_Objective:_
What follows is a block of records; reproduce all of it verbatim.

_Raw records:_
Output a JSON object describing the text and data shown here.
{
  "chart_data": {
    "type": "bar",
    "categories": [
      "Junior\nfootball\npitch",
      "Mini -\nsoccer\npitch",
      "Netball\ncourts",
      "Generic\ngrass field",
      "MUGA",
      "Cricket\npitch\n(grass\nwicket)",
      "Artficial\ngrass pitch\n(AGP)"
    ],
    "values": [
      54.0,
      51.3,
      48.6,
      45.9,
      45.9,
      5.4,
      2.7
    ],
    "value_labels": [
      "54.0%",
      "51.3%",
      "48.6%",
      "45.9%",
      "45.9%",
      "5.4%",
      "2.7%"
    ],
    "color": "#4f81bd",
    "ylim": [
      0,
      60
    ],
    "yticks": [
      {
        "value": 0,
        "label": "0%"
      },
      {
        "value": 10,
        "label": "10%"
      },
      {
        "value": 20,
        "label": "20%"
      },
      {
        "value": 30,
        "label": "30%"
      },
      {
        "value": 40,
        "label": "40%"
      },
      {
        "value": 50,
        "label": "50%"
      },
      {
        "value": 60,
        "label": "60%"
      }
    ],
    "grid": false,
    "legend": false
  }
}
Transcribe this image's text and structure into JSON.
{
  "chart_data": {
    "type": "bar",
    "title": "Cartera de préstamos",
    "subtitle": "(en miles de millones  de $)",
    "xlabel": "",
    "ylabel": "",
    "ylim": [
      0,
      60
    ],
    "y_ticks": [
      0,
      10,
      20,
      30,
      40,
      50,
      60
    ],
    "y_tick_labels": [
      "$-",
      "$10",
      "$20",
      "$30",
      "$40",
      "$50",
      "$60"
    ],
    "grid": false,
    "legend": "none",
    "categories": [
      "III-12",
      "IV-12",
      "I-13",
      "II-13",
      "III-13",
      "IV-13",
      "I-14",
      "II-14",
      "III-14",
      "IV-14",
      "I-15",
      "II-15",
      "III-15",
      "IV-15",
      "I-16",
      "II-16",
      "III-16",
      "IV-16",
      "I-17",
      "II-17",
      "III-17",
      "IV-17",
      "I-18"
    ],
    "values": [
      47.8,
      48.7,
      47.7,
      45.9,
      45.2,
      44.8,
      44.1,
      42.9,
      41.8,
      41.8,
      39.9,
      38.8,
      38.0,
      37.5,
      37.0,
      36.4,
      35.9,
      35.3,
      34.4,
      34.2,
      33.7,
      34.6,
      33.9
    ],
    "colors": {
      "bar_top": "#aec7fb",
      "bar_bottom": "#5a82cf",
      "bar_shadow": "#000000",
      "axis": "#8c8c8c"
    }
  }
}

_Answer in full:_
Output a JSON object describing the text and data shown here.
{
  "chart_data": {
    "type": "bar",
    "categories": [
      "Junior\nfootball\npitch",
      "Mini -\nsoccer\npitch",
      "Netball\ncourts",
      "Generic\ngrass field",
      "MUGA",
      "Cricket\npitch\n(grass\nwicket)",
      "Artficial\ngrass pitch\n(AGP)"
    ],
    "values": [
      54.0,
      51.3,
      48.6,
      45.9,
      45.9,
      5.4,
      2.7
    ],
    "value_labels": [
      "54.0%",
      "51.3%",
      "48.6%",
      "45.9%",
      "45.9%",
      "5.4%",
      "2.7%"
    ],
    "color": "#4f81bd",
    "ylim": [
      0,
      60
    ],
    "yticks": [
      {
        "value": 0,
        "label": "0%"
      },
      {
        "value": 10,
        "label": "10%"
      },
      {
        "value": 20,
        "label": "20%"
      },
      {
        "value": 30,
        "label": "30%"
      },
      {
        "value": 40,
        "label": "40%"
      },
      {
        "value": 50,
        "label": "50%"
      },
      {
        "value": 60,
        "label": "60%"
      }
    ],
    "grid": false,
    "legend": false
  }
}
Transcribe this image's text and structure into JSON.
{
  "chart_data": {
    "type": "bar",
    "title": "Cartera de préstamos",
    "subtitle": "(en miles de millones  de $)",
    "xlabel": "",
    "ylabel": "",
    "ylim": [
      0,
      60
    ],
    "y_ticks": [
      0,
      10,
      20,
      30,
      40,
      50,
      60
    ],
    "y_tick_labels": [
      "$-",
      "$10",
      "$20",
      "$30",
      "$40",
      "$50",
      "$60"
    ],
    "grid": false,
    "legend": "none",
    "categories": [
      "III-12",
      "IV-12",
      "I-13",
      "II-13",
      "III-13",
      "IV-13",
      "I-14",
      "II-14",
      "III-14",
      "IV-14",
      "I-15",
      "II-15",
      "III-15",
      "IV-15",
      "I-16",
      "II-16",
      "III-16",
      "IV-16",
      "I-17",
      "II-17",
      "III-17",
      "IV-17",
      "I-18"
    ],
    "values": [
      47.8,
      48.7,
      47.7,
      45.9,
      45.2,
      44.8,
      44.1,
      42.9,
      41.8,
      41.8,
      39.9,
      38.8,
      38.0,
      37.5,
      37.0,
      36.4,
      35.9,
      35.3,
      34.4,
      34.2,
      33.7,
      34.6,
      33.9
    ],
    "colors": {
      "bar_top": "#aec7fb",
      "bar_bottom": "#5a82cf",
      "bar_shadow": "#000000",
      "axis": "#8c8c8c"
    }
  }
}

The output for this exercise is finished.